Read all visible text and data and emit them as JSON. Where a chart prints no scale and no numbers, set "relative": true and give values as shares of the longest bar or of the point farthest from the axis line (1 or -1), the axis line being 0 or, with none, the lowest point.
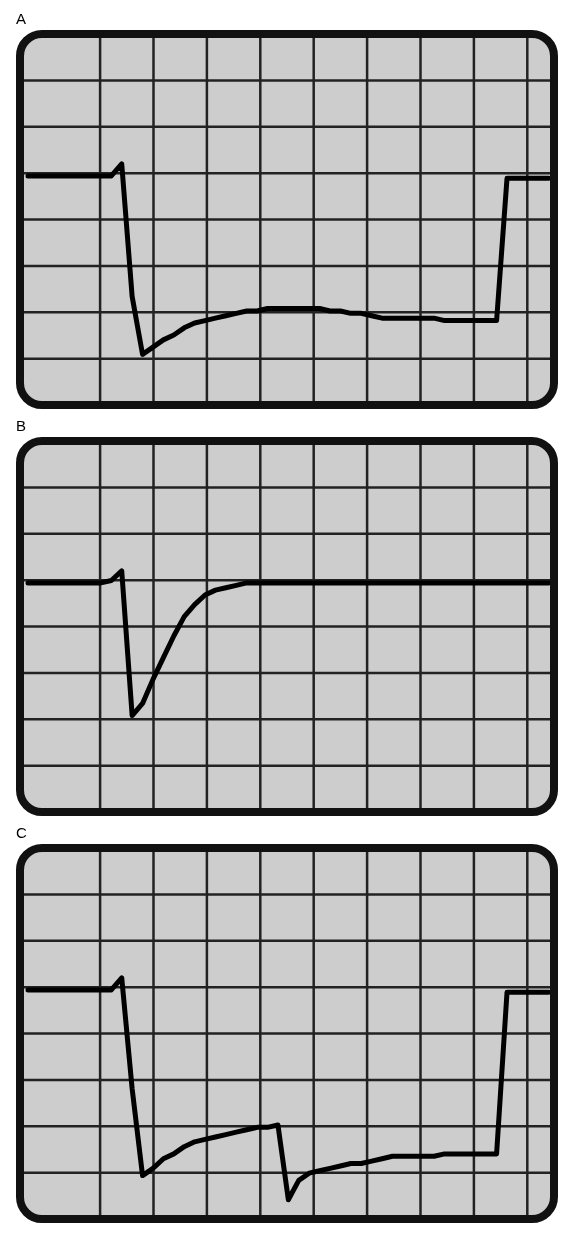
{
  "chart_data": [
    {
      "type": "line",
      "title": "A",
      "relative": true,
      "grid": true,
      "categories": [
        null,
        null,
        null,
        null,
        null,
        null,
        null,
        null,
        null,
        null,
        null,
        null,
        null,
        null,
        null,
        null,
        null,
        null,
        null,
        null,
        null,
        null,
        null,
        null,
        null,
        null,
        null,
        null,
        null,
        null,
        null,
        null,
        null,
        null,
        null,
        null,
        null,
        null,
        null,
        null,
        null,
        null,
        null,
        null,
        null,
        null,
        null,
        null,
        null,
        null,
        null
      ],
      "series": [
        {
          "color": "#000000",
          "values": [
            0.95,
            0.95,
            0.95,
            0.95,
            0.95,
            0.95,
            0.95,
            0.95,
            0.95,
            1.0,
            0.45,
            0.21,
            0.24,
            0.27,
            0.29,
            0.32,
            0.34,
            0.35,
            0.36,
            0.37,
            0.38,
            0.39,
            0.39,
            0.4,
            0.4,
            0.4,
            0.4,
            0.4,
            0.4,
            0.39,
            0.39,
            0.38,
            0.38,
            0.37,
            0.36,
            0.36,
            0.36,
            0.36,
            0.36,
            0.36,
            0.35,
            0.35,
            0.35,
            0.35,
            0.35,
            0.35,
            0.94,
            0.94,
            0.94,
            0.94,
            0.94
          ]
        }
      ]
    },
    {
      "type": "line",
      "title": "B",
      "relative": true,
      "grid": true,
      "categories": [
        null,
        null,
        null,
        null,
        null,
        null,
        null,
        null,
        null,
        null,
        null,
        null,
        null,
        null,
        null,
        null,
        null,
        null,
        null,
        null,
        null,
        null,
        null,
        null,
        null,
        null,
        null,
        null,
        null,
        null,
        null,
        null,
        null,
        null,
        null,
        null,
        null,
        null,
        null,
        null,
        null,
        null,
        null,
        null,
        null,
        null,
        null,
        null,
        null,
        null,
        null
      ],
      "series": [
        {
          "color": "#000000",
          "values": [
            0.95,
            0.95,
            0.95,
            0.95,
            0.95,
            0.95,
            0.95,
            0.95,
            0.96,
            1.0,
            0.4,
            0.45,
            0.55,
            0.64,
            0.73,
            0.81,
            0.86,
            0.9,
            0.92,
            0.93,
            0.94,
            0.95,
            0.95,
            0.95,
            0.95,
            0.95,
            0.95,
            0.95,
            0.95,
            0.95,
            0.95,
            0.95,
            0.95,
            0.95,
            0.95,
            0.95,
            0.95,
            0.95,
            0.95,
            0.95,
            0.95,
            0.95,
            0.95,
            0.95,
            0.95,
            0.95,
            0.95,
            0.95,
            0.95,
            0.95,
            0.95
          ]
        }
      ]
    },
    {
      "type": "line",
      "title": "C",
      "relative": true,
      "grid": true,
      "categories": [
        null,
        null,
        null,
        null,
        null,
        null,
        null,
        null,
        null,
        null,
        null,
        null,
        null,
        null,
        null,
        null,
        null,
        null,
        null,
        null,
        null,
        null,
        null,
        null,
        null,
        null,
        null,
        null,
        null,
        null,
        null,
        null,
        null,
        null,
        null,
        null,
        null,
        null,
        null,
        null,
        null,
        null,
        null,
        null,
        null,
        null,
        null,
        null,
        null,
        null,
        null
      ],
      "series": [
        {
          "color": "#000000",
          "values": [
            0.95,
            0.95,
            0.95,
            0.95,
            0.95,
            0.95,
            0.95,
            0.95,
            0.95,
            1.0,
            0.54,
            0.18,
            0.21,
            0.25,
            0.27,
            0.3,
            0.32,
            0.33,
            0.34,
            0.35,
            0.36,
            0.37,
            0.38,
            0.38,
            0.39,
            0.08,
            0.16,
            0.19,
            0.2,
            0.21,
            0.22,
            0.23,
            0.23,
            0.24,
            0.25,
            0.26,
            0.26,
            0.26,
            0.26,
            0.26,
            0.27,
            0.27,
            0.27,
            0.27,
            0.27,
            0.27,
            0.94,
            0.94,
            0.94,
            0.94,
            0.94
          ]
        }
      ]
    }
  ]
}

--------

Write out the material above again, word for word, minus its pictures.

Read all visible text and data and emit them as JSON. Where a chart prints no scale and no numbers, set "relative": true and give values as shares of the longest bar or of the point farthest from the axis line (1 or -1), the axis line being 0 or, with none, the lowest point.
{
  "chart_data": [
    {
      "type": "line",
      "title": "A",
      "relative": true,
      "grid": true,
      "categories": [
        null,
        null,
        null,
        null,
        null,
        null,
        null,
        null,
        null,
        null,
        null,
        null,
        null,
        null,
        null,
        null,
        null,
        null,
        null,
        null,
        null,
        null,
        null,
        null,
        null,
        null,
        null,
        null,
        null,
        null,
        null,
        null,
        null,
        null,
        null,
        null,
        null,
        null,
        null,
        null,
        null,
        null,
        null,
        null,
        null,
        null,
        null,
        null,
        null,
        null,
        null
      ],
      "series": [
        {
          "color": "#000000",
          "values": [
            0.95,
            0.95,
            0.95,
            0.95,
            0.95,
            0.95,
            0.95,
            0.95,
            0.95,
            1.0,
            0.45,
            0.21,
            0.24,
            0.27,
            0.29,
            0.32,
            0.34,
            0.35,
            0.36,
            0.37,
            0.38,
            0.39,
            0.39,
            0.4,
            0.4,
            0.4,
            0.4,
            0.4,
            0.4,
            0.39,
            0.39,
            0.38,
            0.38,
            0.37,
            0.36,
            0.36,
            0.36,
            0.36,
            0.36,
            0.36,
            0.35,
            0.35,
            0.35,
            0.35,
            0.35,
            0.35,
            0.94,
            0.94,
            0.94,
            0.94,
            0.94
          ]
        }
      ]
    },
    {
      "type": "line",
      "title": "B",
      "relative": true,
      "grid": true,
      "categories": [
        null,
        null,
        null,
        null,
        null,
        null,
        null,
        null,
        null,
        null,
        null,
        null,
        null,
        null,
        null,
        null,
        null,
        null,
        null,
        null,
        null,
        null,
        null,
        null,
        null,
        null,
        null,
        null,
        null,
        null,
        null,
        null,
        null,
        null,
        null,
        null,
        null,
        null,
        null,
        null,
        null,
        null,
        null,
        null,
        null,
        null,
        null,
        null,
        null,
        null,
        null
      ],
      "series": [
        {
          "color": "#000000",
          "values": [
            0.95,
            0.95,
            0.95,
            0.95,
            0.95,
            0.95,
            0.95,
            0.95,
            0.96,
            1.0,
            0.4,
            0.45,
            0.55,
            0.64,
            0.73,
            0.81,
            0.86,
            0.9,
            0.92,
            0.93,
            0.94,
            0.95,
            0.95,
            0.95,
            0.95,
            0.95,
            0.95,
            0.95,
            0.95,
            0.95,
            0.95,
            0.95,
            0.95,
            0.95,
            0.95,
            0.95,
            0.95,
            0.95,
            0.95,
            0.95,
            0.95,
            0.95,
            0.95,
            0.95,
            0.95,
            0.95,
            0.95,
            0.95,
            0.95,
            0.95,
            0.95
          ]
        }
      ]
    },
    {
      "type": "line",
      "title": "C",
      "relative": true,
      "grid": true,
      "categories": [
        null,
        null,
        null,
        null,
        null,
        null,
        null,
        null,
        null,
        null,
        null,
        null,
        null,
        null,
        null,
        null,
        null,
        null,
        null,
        null,
        null,
        null,
        null,
        null,
        null,
        null,
        null,
        null,
        null,
        null,
        null,
        null,
        null,
        null,
        null,
        null,
        null,
        null,
        null,
        null,
        null,
        null,
        null,
        null,
        null,
        null,
        null,
        null,
        null,
        null,
        null
      ],
      "series": [
        {
          "color": "#000000",
          "values": [
            0.95,
            0.95,
            0.95,
            0.95,
            0.95,
            0.95,
            0.95,
            0.95,
            0.95,
            1.0,
            0.54,
            0.18,
            0.21,
            0.25,
            0.27,
            0.3,
            0.32,
            0.33,
            0.34,
            0.35,
            0.36,
            0.37,
            0.38,
            0.38,
            0.39,
            0.08,
            0.16,
            0.19,
            0.2,
            0.21,
            0.22,
            0.23,
            0.23,
            0.24,
            0.25,
            0.26,
            0.26,
            0.26,
            0.26,
            0.26,
            0.27,
            0.27,
            0.27,
            0.27,
            0.27,
            0.27,
            0.94,
            0.94,
            0.94,
            0.94,
            0.94
          ]
        }
      ]
    }
  ]
}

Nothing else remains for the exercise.